OBJECTIVE
Indicate only the number of lines in the listing below in which the word "data" appears.

────────────────

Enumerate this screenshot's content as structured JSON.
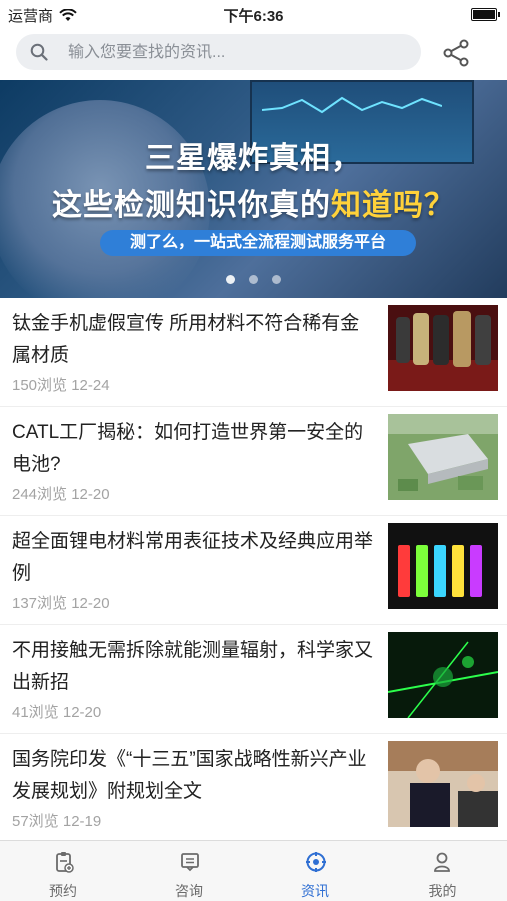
{
  "status_bar": {
    "carrier": "运营商",
    "time": "下午6:36"
  },
  "search": {
    "placeholder": "输入您要查找的资讯..."
  },
  "banner": {
    "line1": "三星爆炸真相，",
    "line2_prefix": "这些检测知识你真的",
    "line2_highlight": "知道吗？",
    "pill_text": "测了么，一站式全流程测试服务平台",
    "page_count": 3,
    "active_index": 0
  },
  "news": [
    {
      "title": "钛金手机虚假宣传 所用材料不符合稀有金属材质",
      "views": "150浏览",
      "date": "12-24",
      "thumb": "phones"
    },
    {
      "title": "CATL工厂揭秘：如何打造世界第一安全的电池?",
      "views": "244浏览",
      "date": "12-20",
      "thumb": "factory"
    },
    {
      "title": "超全面锂电材料常用表征技术及经典应用举例",
      "views": "137浏览",
      "date": "12-20",
      "thumb": "batteries"
    },
    {
      "title": "不用接触无需拆除就能测量辐射，科学家又出新招",
      "views": "41浏览",
      "date": "12-20",
      "thumb": "lasers"
    },
    {
      "title": "国务院印发《“十三五”国家战略性新兴产业发展规划》附规划全文",
      "views": "57浏览",
      "date": "12-19",
      "thumb": "meeting"
    }
  ],
  "tabs": [
    {
      "label": "预约",
      "icon": "clipboard-icon",
      "active": false
    },
    {
      "label": "咨询",
      "icon": "message-icon",
      "active": false
    },
    {
      "label": "资讯",
      "icon": "compass-icon",
      "active": true
    },
    {
      "label": "我的",
      "icon": "person-icon",
      "active": false
    }
  ],
  "colors": {
    "accent": "#2f6fd3",
    "highlight": "#ffd23a"
  }
}
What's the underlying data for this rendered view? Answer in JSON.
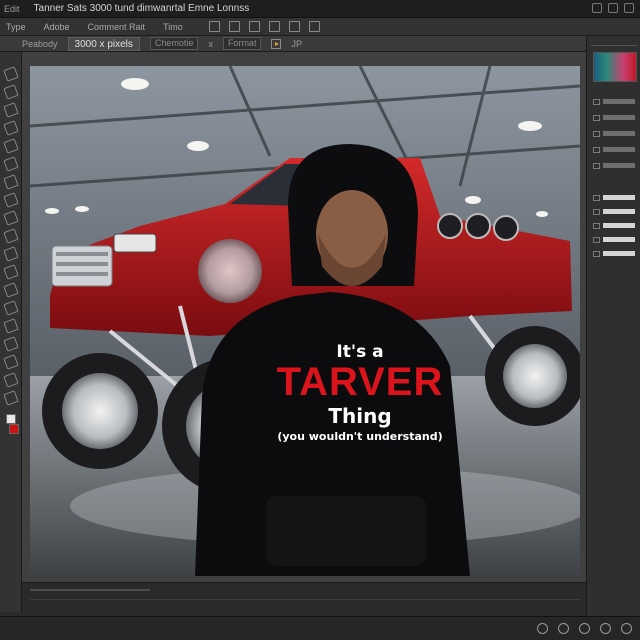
{
  "window": {
    "app_tag": "Edit",
    "title": "Tanner Sats 3000 tund dimwanrtal Emne Lonnss"
  },
  "menubar": {
    "items": [
      "Type",
      "Adobe",
      "Comment Rait",
      "Timo"
    ]
  },
  "options": {
    "preset_label": "Peabody",
    "size_value": "3000 x pixels",
    "mode_label": "Chemotie",
    "close_glyph": "x",
    "format_label": "Format",
    "format_value": "JP"
  },
  "icons": {
    "toolbar": [
      "move-tool-icon",
      "marquee-tool-icon",
      "lasso-tool-icon",
      "crop-tool-icon",
      "eyedropper-tool-icon",
      "healing-tool-icon",
      "brush-tool-icon",
      "stamp-tool-icon",
      "history-brush-icon",
      "eraser-tool-icon",
      "gradient-tool-icon",
      "blur-tool-icon",
      "dodge-tool-icon",
      "pen-tool-icon",
      "type-tool-icon",
      "path-select-icon",
      "shape-tool-icon",
      "hand-tool-icon",
      "zoom-tool-icon"
    ],
    "bottom": [
      "record-icon",
      "pan-icon",
      "target-icon",
      "settings-icon",
      "info-icon"
    ]
  },
  "swatches": {
    "foreground": "#e8e8e8",
    "background": "#cc1111"
  },
  "image": {
    "shirt_line1": "It's a",
    "shirt_line2": "TARVER",
    "shirt_line3": "Thing",
    "shirt_line4": "(you wouldn't understand)",
    "shirt_accent": "#d9141c",
    "truck_color": "#b3141c"
  }
}
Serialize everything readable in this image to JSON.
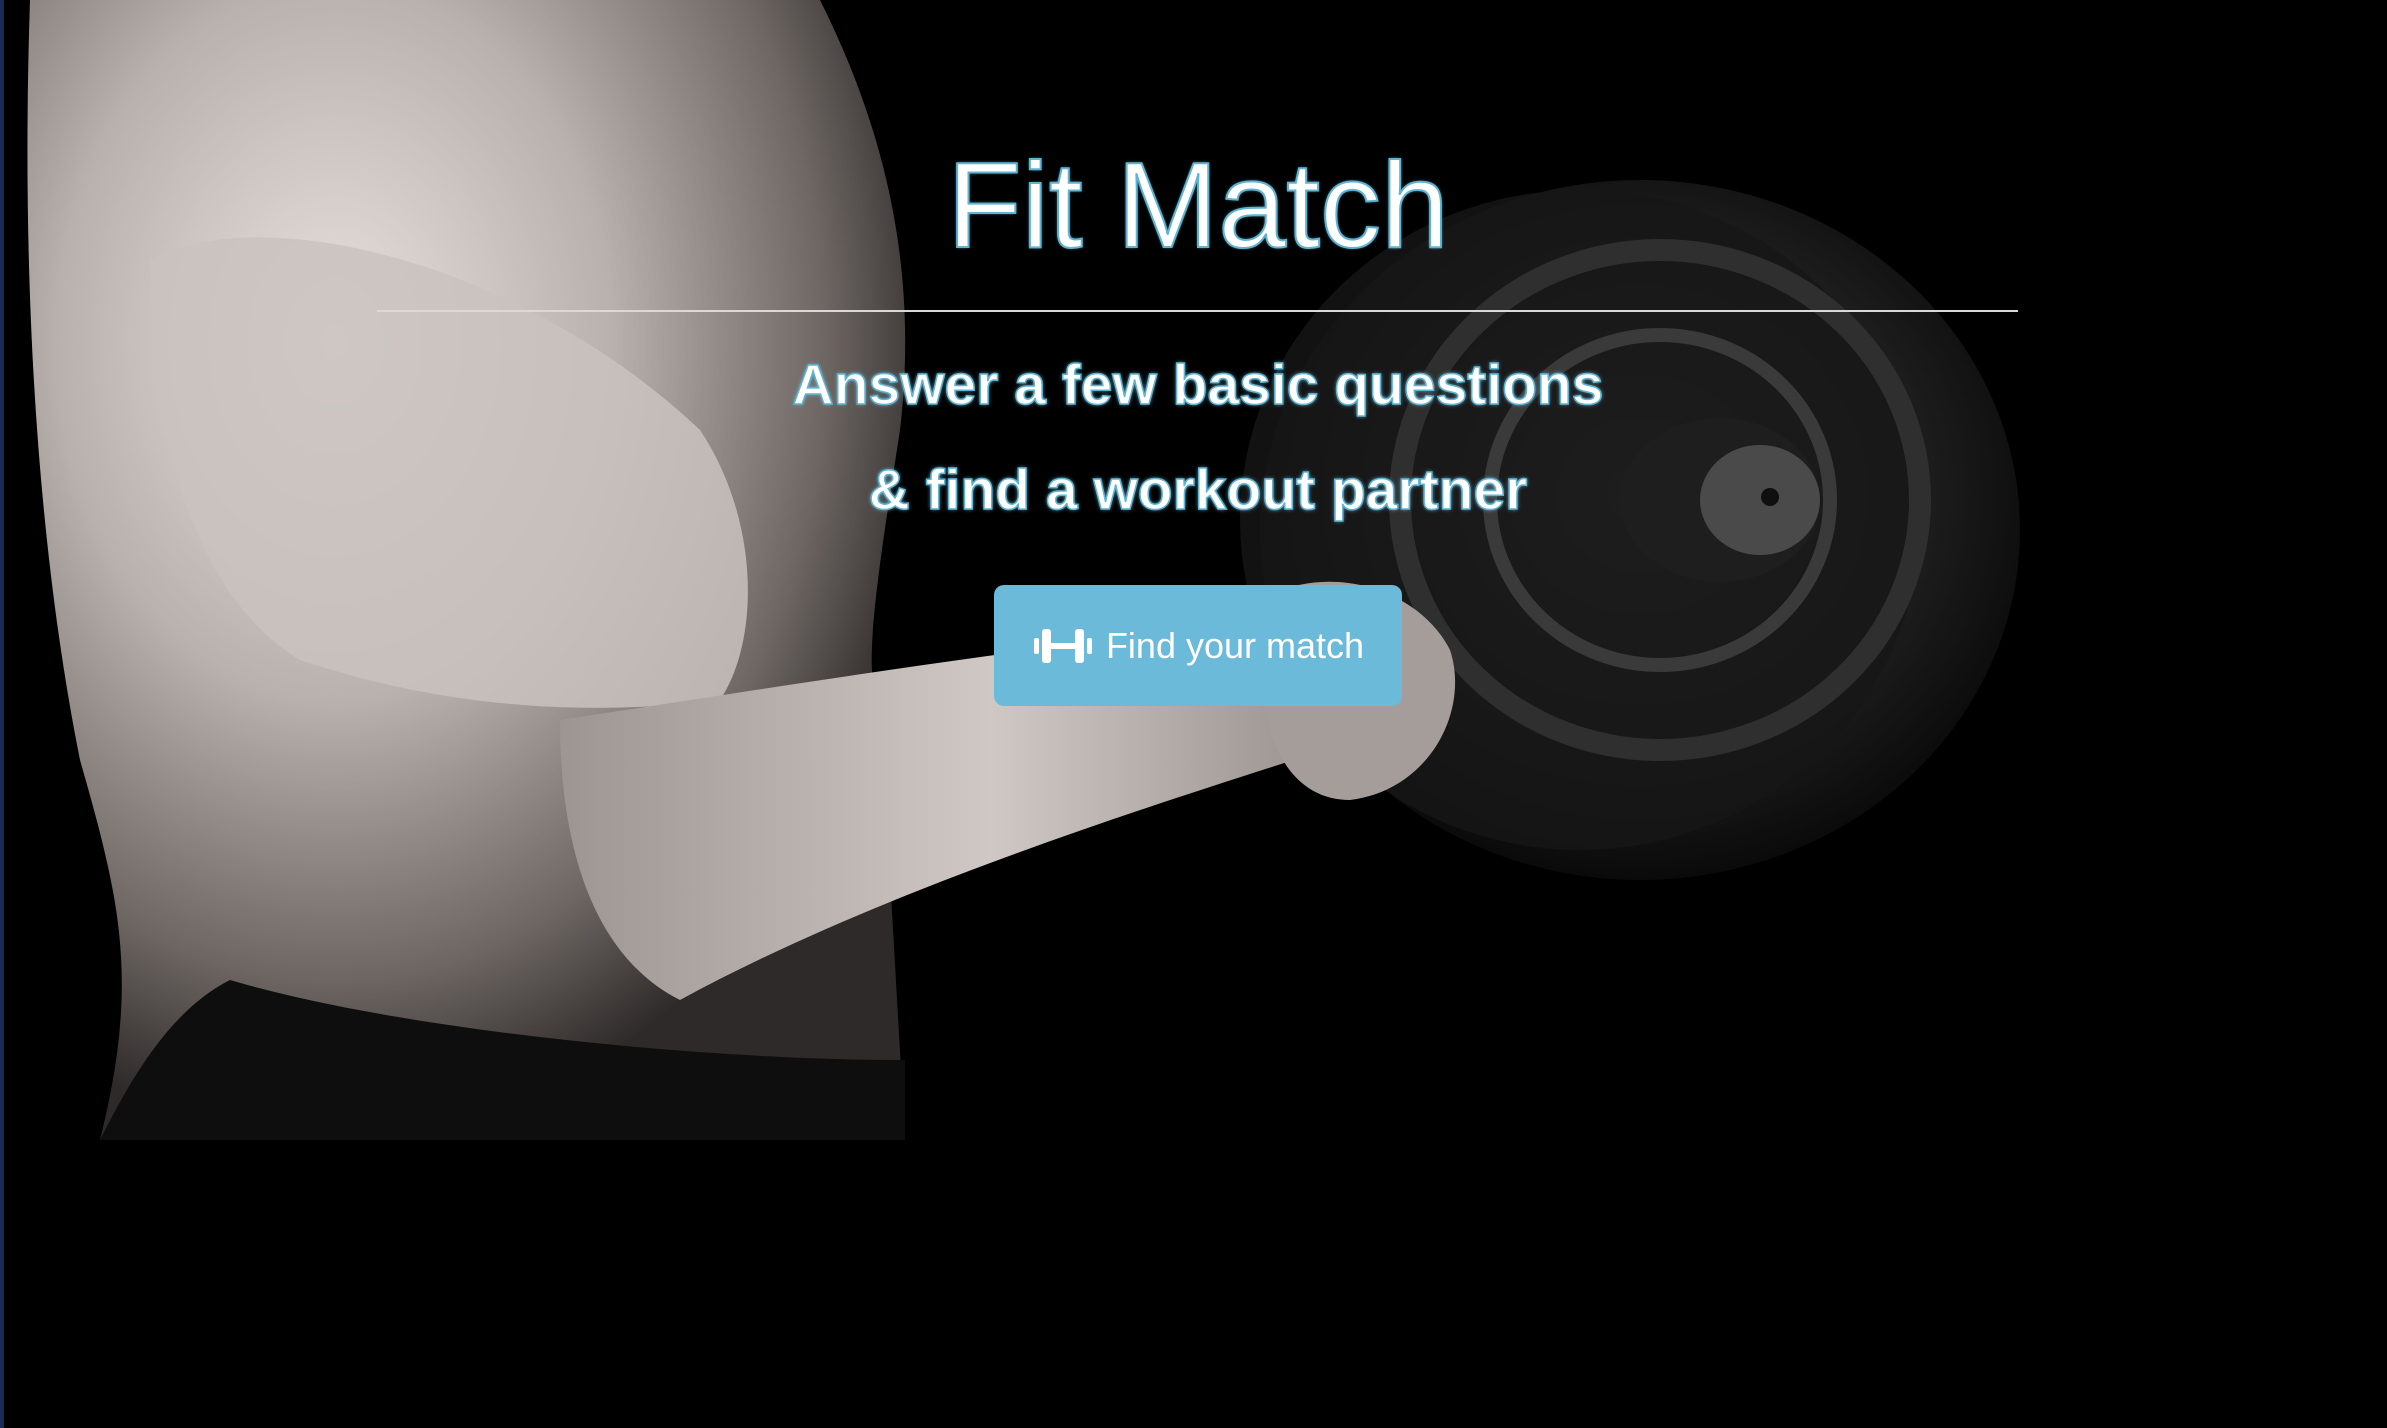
{
  "hero": {
    "title": "Fit Match",
    "subtitle_line1": "Answer a few basic questions",
    "subtitle_line2": "& find a workout partner",
    "cta_label": "Find your match",
    "cta_icon": "dumbbell-icon",
    "background_image": "muscular-arm-holding-dumbbell"
  },
  "colors": {
    "background": "#000000",
    "accent": "#6cbad9",
    "text": "#ffffff",
    "text_outline": "#5fb3d3"
  }
}
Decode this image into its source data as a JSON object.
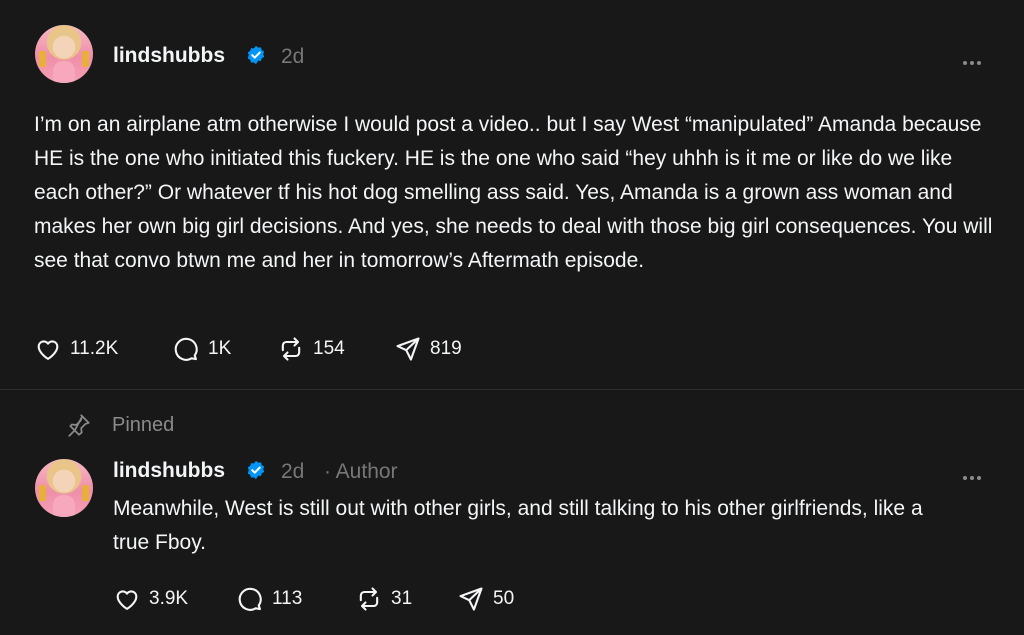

────────────────

FINAL RESULT
2